**Текст документа**
* * *
Планета свалок. Путешествия по многомиллиардной мусорной индустрии — страница 48 из 63

Оттуда мы едем десять минут до рынка электроники в Гуйюе – шестиэтажного здания, напоминающего свадебный торт. Оно совершенно не похоже на рынок повторного использования в Тайчжоу. Здание находится на краю города посреди брошенных фермерских участков на территории, которую власти города отвели в рамках программы очистки и превращения Гуйюя в современный национальный центр утилизации. Генри показывает на несколько длинных зданий через дорогу.

– Это крупные операторы, переезжающие в Гуйюй. Мелкие уходят. Крупные парни займут эти здания.

– Можем мы туда попасть?

– Не-а, – улыбается он.

Парковка перед рынком заполнена мотоциклами, и у каждого сзади прикреплен небольшой ящик. Я полагаю, он достаточно велик, чтобы вместить пакет с компьютерными чипами, которые прошлой ночью были извлечены в сарайчике. Я ожидаю чего-то дикого – наподобие суматохи овощного рынка около моей квартиры в Шанхае, однако обнаруживаю тихие ряды витрин, заполненных микросхемами и прочими высокотехнологичными деталями. Мы двигаемся по проходам, останавливаясь время от времени и любуясь на пакеты старых микросхем Intel и Motorola, а также стопки печатных плат, выглядящих новенькими.
* * *
**Собранные данные**
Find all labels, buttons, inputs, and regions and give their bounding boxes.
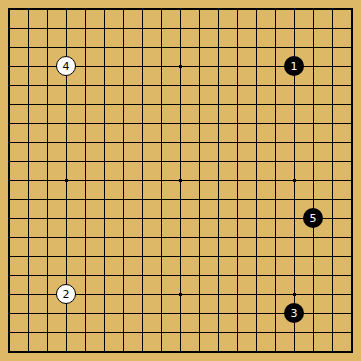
* * *
**Задания**
A) Ответьте по тексту о рынке электроники в Гуйюе:
(i) Сколько этажей в здании рынка электроники?
(ii) Что прикреплено сзади к каждому мотоциклу на парковке перед рынком?
(iii) Микросхемы каких производителей упомянуты в пакетах на витринах?
B) Продолжите текст о рынке электроники в Гуйюе, начиная сразу после его последнего предложения.
Эти данные для работы не понадобятся.

**Ожидаемые ответы**
A)
(i) Шесть.
(ii) Небольшой ящик.
(iii) Intel и Motorola.

B)
Здесь можно купить один чип Intel Pentium III; а можно и сотни чипов оптом. Источниками оптовых партий оказываются не домашние ПК, отправленные на утилизацию из Соединенных Штатов. Они появляются из контейнеров с устаревшими компьютерами с предприятий Китая и всего мира; они появляются из дефектных материнских плат, которые продал производитель в ходе расчистки склада.

Ни один из чипов не отправится на переработку в Японию. Нет, все они пойдут на повторное использование в новых товарах. Вот почему так тихо сейчас: фабрики покупают чипы рано утром или ближе к вечеру.

Рынок настолько чист и упорядочен, что трудно представить, будто кто-то травится при добыче микросхем, которые тут продаются. Но намеки на обратную сторону медали все же есть. Я замечаю, что продавцы дергаются и тянутся к своим айфонам, когда мы проходим мимо. Когда я фотографирую содержимое витрин, они украдкой звонят по телефону. Позже, когда я делаю общий снимок прилавков, продавцы выскакивают из кадра. Через десять минут нашего пребывания там тощий молодой человек в черной футболке подходит к Гэ и начинает ему что-то шептать. Гэ кивает и подходит к Генри, который закатывает глаза. «Я хотел взять вас к мэру, – говорит он мне. – Но не думаю, что мы можем это сделать. Лучше пойдем».

Я смотрю через плечо Генри, как тощий человек открывает старенький телефон Motorola Razr и звонит. Его голова наклоняется, и он выглядит так, будто докладывает что-то кому-то. Ощущаю озноб; я здесь чужой. В конце концов, одно дело – обидеть мэра Гуйюя, совсем другое – обидеть человека, которого Национальная комиссия по развитию и реформам поставила для защиты этого места.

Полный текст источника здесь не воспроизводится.